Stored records
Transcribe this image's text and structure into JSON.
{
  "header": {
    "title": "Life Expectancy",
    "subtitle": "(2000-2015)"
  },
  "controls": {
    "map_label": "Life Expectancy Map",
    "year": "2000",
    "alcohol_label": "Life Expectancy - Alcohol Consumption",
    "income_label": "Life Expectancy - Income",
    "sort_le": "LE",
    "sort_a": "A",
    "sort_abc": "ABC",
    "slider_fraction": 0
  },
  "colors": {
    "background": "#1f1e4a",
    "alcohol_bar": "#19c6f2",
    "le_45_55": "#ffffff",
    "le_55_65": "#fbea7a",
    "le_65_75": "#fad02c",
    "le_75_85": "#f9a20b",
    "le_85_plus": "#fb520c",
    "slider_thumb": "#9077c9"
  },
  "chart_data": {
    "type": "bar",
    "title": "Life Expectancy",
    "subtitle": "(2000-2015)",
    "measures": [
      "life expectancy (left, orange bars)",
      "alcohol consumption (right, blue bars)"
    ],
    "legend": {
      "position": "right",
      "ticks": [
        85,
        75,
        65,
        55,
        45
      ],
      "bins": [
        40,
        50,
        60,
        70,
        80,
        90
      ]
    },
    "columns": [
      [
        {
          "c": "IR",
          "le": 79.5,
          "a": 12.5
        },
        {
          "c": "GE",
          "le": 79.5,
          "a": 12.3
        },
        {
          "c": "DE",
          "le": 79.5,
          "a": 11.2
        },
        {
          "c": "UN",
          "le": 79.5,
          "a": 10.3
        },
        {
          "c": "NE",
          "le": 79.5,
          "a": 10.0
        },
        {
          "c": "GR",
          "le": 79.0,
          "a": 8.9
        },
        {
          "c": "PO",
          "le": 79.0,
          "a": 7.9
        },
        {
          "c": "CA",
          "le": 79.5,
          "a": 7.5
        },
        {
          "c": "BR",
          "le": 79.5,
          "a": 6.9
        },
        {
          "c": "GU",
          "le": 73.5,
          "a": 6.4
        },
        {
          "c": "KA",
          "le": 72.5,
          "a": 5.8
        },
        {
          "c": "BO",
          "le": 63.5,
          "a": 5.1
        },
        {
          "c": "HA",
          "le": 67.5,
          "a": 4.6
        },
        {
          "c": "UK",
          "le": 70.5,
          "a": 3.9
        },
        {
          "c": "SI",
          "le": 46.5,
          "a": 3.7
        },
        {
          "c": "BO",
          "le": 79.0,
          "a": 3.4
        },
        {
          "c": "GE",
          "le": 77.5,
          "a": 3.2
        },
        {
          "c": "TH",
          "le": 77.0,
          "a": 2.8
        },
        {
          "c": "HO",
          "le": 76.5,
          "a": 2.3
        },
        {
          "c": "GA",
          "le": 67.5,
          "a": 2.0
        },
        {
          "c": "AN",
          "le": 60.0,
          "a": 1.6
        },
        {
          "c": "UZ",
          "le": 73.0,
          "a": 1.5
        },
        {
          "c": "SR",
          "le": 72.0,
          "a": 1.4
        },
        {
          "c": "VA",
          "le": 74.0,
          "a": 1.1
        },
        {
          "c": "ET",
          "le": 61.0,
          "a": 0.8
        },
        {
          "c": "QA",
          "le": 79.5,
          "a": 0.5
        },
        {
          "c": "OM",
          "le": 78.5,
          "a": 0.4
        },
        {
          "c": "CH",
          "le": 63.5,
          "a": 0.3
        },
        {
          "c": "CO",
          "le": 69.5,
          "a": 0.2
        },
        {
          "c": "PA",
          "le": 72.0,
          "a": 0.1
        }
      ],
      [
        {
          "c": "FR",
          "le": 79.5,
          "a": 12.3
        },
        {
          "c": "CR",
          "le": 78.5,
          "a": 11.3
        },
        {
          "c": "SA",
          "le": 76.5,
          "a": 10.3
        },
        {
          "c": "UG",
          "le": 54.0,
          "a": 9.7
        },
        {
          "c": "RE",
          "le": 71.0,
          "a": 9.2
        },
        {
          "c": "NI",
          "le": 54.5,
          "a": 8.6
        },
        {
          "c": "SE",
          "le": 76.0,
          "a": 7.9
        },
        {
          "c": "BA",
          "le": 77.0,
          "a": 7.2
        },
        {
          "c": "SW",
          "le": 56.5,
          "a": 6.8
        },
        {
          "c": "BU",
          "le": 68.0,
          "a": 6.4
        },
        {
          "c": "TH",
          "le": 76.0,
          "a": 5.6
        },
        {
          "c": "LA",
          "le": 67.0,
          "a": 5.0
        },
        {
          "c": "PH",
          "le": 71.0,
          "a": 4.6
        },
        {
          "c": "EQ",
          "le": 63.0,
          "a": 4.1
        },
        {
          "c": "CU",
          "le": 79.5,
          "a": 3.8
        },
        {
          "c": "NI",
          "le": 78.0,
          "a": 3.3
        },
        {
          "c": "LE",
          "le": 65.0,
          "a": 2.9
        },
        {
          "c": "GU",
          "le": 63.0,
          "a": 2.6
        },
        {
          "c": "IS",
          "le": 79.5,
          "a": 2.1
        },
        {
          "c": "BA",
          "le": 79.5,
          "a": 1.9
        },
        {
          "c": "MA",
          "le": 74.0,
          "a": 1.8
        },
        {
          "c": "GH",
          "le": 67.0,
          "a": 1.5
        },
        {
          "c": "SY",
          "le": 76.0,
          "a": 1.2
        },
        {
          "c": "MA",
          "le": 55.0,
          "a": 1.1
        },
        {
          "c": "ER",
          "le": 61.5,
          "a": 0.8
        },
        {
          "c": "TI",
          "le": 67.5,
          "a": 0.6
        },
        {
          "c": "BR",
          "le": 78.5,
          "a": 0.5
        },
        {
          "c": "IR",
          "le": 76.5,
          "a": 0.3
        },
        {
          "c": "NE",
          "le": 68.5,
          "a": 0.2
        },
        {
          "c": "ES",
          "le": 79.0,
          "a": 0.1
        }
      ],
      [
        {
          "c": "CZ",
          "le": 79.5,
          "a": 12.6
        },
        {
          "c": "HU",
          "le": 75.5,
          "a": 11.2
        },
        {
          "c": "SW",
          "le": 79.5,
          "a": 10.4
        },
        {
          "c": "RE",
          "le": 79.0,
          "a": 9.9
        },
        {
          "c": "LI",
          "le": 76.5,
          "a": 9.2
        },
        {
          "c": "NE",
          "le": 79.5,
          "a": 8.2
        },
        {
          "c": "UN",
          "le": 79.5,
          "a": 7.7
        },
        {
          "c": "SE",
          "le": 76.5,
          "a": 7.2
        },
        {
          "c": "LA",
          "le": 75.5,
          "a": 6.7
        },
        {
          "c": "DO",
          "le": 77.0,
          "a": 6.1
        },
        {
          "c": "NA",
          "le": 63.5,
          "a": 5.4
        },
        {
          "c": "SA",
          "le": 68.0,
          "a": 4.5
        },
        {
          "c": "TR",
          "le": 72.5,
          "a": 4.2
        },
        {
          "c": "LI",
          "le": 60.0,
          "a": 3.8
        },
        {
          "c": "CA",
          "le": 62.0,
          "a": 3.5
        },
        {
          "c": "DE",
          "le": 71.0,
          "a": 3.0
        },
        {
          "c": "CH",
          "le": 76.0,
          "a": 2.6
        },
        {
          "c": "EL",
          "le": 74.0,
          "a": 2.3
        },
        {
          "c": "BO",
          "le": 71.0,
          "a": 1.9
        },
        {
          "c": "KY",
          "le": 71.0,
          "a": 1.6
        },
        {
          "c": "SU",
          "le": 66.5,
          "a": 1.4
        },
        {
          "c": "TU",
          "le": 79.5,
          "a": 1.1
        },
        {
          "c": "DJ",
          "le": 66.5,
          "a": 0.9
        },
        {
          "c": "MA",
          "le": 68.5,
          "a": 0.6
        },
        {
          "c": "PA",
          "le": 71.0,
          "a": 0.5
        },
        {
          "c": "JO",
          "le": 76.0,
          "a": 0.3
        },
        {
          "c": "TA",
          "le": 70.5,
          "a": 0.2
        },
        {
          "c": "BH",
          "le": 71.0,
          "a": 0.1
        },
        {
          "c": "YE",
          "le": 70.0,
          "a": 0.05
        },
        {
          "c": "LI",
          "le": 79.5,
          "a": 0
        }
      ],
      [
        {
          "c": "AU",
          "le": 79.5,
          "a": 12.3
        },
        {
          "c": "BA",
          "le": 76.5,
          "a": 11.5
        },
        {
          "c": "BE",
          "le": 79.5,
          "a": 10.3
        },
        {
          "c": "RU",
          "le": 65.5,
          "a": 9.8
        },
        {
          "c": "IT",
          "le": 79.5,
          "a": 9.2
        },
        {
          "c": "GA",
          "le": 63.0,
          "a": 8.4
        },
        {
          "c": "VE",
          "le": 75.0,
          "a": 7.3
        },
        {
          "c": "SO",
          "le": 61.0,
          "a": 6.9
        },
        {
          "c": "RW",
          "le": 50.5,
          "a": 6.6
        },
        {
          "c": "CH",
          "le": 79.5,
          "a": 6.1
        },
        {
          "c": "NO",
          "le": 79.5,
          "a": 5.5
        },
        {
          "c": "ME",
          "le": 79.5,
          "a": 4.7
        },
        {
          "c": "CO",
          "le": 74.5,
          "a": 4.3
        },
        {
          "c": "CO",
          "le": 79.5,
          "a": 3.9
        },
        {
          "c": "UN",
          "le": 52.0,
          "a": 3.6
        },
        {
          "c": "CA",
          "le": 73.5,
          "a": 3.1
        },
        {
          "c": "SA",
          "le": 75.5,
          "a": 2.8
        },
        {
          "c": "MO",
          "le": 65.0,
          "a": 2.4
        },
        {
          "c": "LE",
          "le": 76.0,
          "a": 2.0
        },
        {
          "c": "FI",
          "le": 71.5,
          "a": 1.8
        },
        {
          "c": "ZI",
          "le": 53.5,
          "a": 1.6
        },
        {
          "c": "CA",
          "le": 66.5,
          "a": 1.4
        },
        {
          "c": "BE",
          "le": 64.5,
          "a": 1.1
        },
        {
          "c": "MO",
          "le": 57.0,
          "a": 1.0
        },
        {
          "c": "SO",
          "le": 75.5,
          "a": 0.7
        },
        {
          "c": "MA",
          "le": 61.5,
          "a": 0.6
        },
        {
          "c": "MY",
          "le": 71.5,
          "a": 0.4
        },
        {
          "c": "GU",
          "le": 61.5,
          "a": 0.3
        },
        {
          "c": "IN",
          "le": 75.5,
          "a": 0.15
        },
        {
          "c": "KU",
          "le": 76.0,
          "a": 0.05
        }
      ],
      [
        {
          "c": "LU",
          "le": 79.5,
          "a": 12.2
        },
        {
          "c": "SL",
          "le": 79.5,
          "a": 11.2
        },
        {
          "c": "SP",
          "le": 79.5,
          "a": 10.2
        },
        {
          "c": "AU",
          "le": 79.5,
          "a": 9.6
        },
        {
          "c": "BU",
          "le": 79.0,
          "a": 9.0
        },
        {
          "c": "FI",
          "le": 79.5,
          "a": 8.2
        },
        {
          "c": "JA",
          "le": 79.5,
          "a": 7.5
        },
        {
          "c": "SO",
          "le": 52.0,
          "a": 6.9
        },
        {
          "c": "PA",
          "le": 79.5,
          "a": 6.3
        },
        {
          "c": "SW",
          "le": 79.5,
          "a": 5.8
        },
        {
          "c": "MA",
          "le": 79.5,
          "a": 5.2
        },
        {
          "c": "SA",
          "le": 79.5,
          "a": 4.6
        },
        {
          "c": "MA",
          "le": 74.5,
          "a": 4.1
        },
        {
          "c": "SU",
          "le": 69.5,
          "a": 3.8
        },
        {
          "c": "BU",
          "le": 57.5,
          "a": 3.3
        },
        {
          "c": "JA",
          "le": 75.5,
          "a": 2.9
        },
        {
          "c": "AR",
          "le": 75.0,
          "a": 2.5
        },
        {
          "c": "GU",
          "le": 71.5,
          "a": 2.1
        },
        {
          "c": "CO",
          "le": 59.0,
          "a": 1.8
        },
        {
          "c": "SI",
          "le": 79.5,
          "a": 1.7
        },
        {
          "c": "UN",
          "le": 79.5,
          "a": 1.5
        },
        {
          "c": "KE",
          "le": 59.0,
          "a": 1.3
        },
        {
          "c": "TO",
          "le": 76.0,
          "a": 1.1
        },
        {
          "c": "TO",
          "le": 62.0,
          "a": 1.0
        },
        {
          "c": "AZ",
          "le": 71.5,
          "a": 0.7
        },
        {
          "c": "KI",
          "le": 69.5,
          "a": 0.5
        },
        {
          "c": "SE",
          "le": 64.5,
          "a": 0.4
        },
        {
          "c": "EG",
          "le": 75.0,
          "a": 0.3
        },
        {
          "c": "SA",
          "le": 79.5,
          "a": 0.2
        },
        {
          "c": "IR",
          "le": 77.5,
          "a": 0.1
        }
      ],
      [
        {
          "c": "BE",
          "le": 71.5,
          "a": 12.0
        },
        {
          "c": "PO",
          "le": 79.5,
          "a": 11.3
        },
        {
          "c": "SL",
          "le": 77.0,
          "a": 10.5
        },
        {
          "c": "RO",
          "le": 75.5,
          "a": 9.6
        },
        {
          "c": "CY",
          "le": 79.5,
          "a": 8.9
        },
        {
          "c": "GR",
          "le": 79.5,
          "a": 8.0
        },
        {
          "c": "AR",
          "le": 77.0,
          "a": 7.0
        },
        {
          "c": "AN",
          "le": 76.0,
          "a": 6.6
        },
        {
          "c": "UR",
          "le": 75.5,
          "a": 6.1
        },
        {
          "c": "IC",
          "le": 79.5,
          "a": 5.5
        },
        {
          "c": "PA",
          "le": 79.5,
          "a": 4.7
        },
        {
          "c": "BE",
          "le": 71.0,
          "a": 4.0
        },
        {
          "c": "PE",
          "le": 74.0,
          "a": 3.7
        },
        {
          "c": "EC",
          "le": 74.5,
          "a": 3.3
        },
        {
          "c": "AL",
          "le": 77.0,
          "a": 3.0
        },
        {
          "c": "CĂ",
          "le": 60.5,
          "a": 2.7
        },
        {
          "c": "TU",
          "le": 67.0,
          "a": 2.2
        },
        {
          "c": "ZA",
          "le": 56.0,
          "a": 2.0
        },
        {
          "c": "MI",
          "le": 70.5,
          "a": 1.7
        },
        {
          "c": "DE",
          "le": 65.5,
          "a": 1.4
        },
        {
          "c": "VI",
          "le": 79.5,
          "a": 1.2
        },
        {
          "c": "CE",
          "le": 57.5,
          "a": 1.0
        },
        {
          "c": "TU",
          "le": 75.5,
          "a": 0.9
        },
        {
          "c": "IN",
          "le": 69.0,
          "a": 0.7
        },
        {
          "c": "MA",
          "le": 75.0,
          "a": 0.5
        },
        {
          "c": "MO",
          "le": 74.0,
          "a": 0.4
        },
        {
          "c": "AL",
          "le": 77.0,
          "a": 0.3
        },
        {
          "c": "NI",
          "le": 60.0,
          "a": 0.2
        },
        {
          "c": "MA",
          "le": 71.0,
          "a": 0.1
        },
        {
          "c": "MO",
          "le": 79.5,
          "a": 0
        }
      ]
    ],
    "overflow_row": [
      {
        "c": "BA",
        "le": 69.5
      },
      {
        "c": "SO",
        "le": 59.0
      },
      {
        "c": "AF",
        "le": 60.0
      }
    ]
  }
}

▸ Direction
Where does the word "right" appear? Return each line that holds it.

▸ Response to the task
      "alcohol consumption (right, blue bars)"
      "position": "right",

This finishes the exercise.